Go through the records underneath and write each one out again exactly.

◇ ◇ ◇ ◇ ◇ ◇ ◇

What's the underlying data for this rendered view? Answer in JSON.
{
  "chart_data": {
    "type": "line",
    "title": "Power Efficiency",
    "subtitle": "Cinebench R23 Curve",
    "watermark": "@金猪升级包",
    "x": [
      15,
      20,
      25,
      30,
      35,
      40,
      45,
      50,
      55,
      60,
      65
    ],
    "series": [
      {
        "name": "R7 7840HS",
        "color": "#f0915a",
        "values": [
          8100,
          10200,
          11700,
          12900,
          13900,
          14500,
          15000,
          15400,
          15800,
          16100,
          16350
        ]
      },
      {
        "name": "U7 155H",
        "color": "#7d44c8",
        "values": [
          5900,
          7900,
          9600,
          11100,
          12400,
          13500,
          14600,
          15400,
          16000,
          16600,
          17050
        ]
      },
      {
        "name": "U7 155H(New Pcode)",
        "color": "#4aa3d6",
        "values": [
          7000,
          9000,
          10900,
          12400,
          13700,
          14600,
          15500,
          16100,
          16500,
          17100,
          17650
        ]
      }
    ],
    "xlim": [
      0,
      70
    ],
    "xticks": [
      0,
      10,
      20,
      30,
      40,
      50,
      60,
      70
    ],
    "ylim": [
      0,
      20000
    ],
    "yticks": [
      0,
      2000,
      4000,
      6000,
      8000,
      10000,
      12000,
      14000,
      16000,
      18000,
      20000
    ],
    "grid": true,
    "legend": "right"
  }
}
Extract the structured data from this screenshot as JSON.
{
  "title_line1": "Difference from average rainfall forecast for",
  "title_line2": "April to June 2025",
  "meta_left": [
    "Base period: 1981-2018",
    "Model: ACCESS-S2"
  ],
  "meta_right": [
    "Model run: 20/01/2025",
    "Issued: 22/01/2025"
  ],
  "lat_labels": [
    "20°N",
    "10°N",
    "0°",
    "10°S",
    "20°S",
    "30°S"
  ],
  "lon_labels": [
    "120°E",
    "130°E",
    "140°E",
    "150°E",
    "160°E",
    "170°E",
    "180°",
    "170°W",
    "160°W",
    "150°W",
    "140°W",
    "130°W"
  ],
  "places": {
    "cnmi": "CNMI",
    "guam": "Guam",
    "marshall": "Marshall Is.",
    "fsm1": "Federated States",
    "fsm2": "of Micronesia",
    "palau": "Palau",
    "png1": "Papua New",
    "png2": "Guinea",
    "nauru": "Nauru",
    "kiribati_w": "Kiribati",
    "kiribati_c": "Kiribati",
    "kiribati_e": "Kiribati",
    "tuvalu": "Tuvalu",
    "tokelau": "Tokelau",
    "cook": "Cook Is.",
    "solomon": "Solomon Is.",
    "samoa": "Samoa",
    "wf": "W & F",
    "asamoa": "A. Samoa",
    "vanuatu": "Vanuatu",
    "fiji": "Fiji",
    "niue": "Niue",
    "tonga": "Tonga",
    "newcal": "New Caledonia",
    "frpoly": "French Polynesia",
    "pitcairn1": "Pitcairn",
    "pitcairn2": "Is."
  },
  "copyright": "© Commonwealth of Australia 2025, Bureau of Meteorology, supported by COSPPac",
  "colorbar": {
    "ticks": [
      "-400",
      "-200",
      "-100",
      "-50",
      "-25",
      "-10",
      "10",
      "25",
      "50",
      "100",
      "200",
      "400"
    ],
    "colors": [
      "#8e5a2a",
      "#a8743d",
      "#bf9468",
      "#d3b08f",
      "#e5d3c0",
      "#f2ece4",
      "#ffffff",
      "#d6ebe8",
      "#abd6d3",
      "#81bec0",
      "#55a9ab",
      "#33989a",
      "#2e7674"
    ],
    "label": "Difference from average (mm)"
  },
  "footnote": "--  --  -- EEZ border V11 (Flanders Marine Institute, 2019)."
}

◇ ◇ ◇ ◇ ◇ ◇ ◇

Final answer:
What's the underlying data for this rendered view? Answer in JSON.
{
  "chart_data": {
    "type": "line",
    "title": "Power Efficiency",
    "subtitle": "Cinebench R23 Curve",
    "watermark": "@金猪升级包",
    "x": [
      15,
      20,
      25,
      30,
      35,
      40,
      45,
      50,
      55,
      60,
      65
    ],
    "series": [
      {
        "name": "R7 7840HS",
        "color": "#f0915a",
        "values": [
          8100,
          10200,
          11700,
          12900,
          13900,
          14500,
          15000,
          15400,
          15800,
          16100,
          16350
        ]
      },
      {
        "name": "U7 155H",
        "color": "#7d44c8",
        "values": [
          5900,
          7900,
          9600,
          11100,
          12400,
          13500,
          14600,
          15400,
          16000,
          16600,
          17050
        ]
      },
      {
        "name": "U7 155H(New Pcode)",
        "color": "#4aa3d6",
        "values": [
          7000,
          9000,
          10900,
          12400,
          13700,
          14600,
          15500,
          16100,
          16500,
          17100,
          17650
        ]
      }
    ],
    "xlim": [
      0,
      70
    ],
    "xticks": [
      0,
      10,
      20,
      30,
      40,
      50,
      60,
      70
    ],
    "ylim": [
      0,
      20000
    ],
    "yticks": [
      0,
      2000,
      4000,
      6000,
      8000,
      10000,
      12000,
      14000,
      16000,
      18000,
      20000
    ],
    "grid": true,
    "legend": "right"
  }
}
Extract the structured data from this screenshot as JSON.
{
  "title_line1": "Difference from average rainfall forecast for",
  "title_line2": "April to June 2025",
  "meta_left": [
    "Base period: 1981-2018",
    "Model: ACCESS-S2"
  ],
  "meta_right": [
    "Model run: 20/01/2025",
    "Issued: 22/01/2025"
  ],
  "lat_labels": [
    "20°N",
    "10°N",
    "0°",
    "10°S",
    "20°S",
    "30°S"
  ],
  "lon_labels": [
    "120°E",
    "130°E",
    "140°E",
    "150°E",
    "160°E",
    "170°E",
    "180°",
    "170°W",
    "160°W",
    "150°W",
    "140°W",
    "130°W"
  ],
  "places": {
    "cnmi": "CNMI",
    "guam": "Guam",
    "marshall": "Marshall Is.",
    "fsm1": "Federated States",
    "fsm2": "of Micronesia",
    "palau": "Palau",
    "png1": "Papua New",
    "png2": "Guinea",
    "nauru": "Nauru",
    "kiribati_w": "Kiribati",
    "kiribati_c": "Kiribati",
    "kiribati_e": "Kiribati",
    "tuvalu": "Tuvalu",
    "tokelau": "Tokelau",
    "cook": "Cook Is.",
    "solomon": "Solomon Is.",
    "samoa": "Samoa",
    "wf": "W & F",
    "asamoa": "A. Samoa",
    "vanuatu": "Vanuatu",
    "fiji": "Fiji",
    "niue": "Niue",
    "tonga": "Tonga",
    "newcal": "New Caledonia",
    "frpoly": "French Polynesia",
    "pitcairn1": "Pitcairn",
    "pitcairn2": "Is."
  },
  "copyright": "© Commonwealth of Australia 2025, Bureau of Meteorology, supported by COSPPac",
  "colorbar": {
    "ticks": [
      "-400",
      "-200",
      "-100",
      "-50",
      "-25",
      "-10",
      "10",
      "25",
      "50",
      "100",
      "200",
      "400"
    ],
    "colors": [
      "#8e5a2a",
      "#a8743d",
      "#bf9468",
      "#d3b08f",
      "#e5d3c0",
      "#f2ece4",
      "#ffffff",
      "#d6ebe8",
      "#abd6d3",
      "#81bec0",
      "#55a9ab",
      "#33989a",
      "#2e7674"
    ],
    "label": "Difference from average (mm)"
  },
  "footnote": "--  --  -- EEZ border V11 (Flanders Marine Institute, 2019)."
}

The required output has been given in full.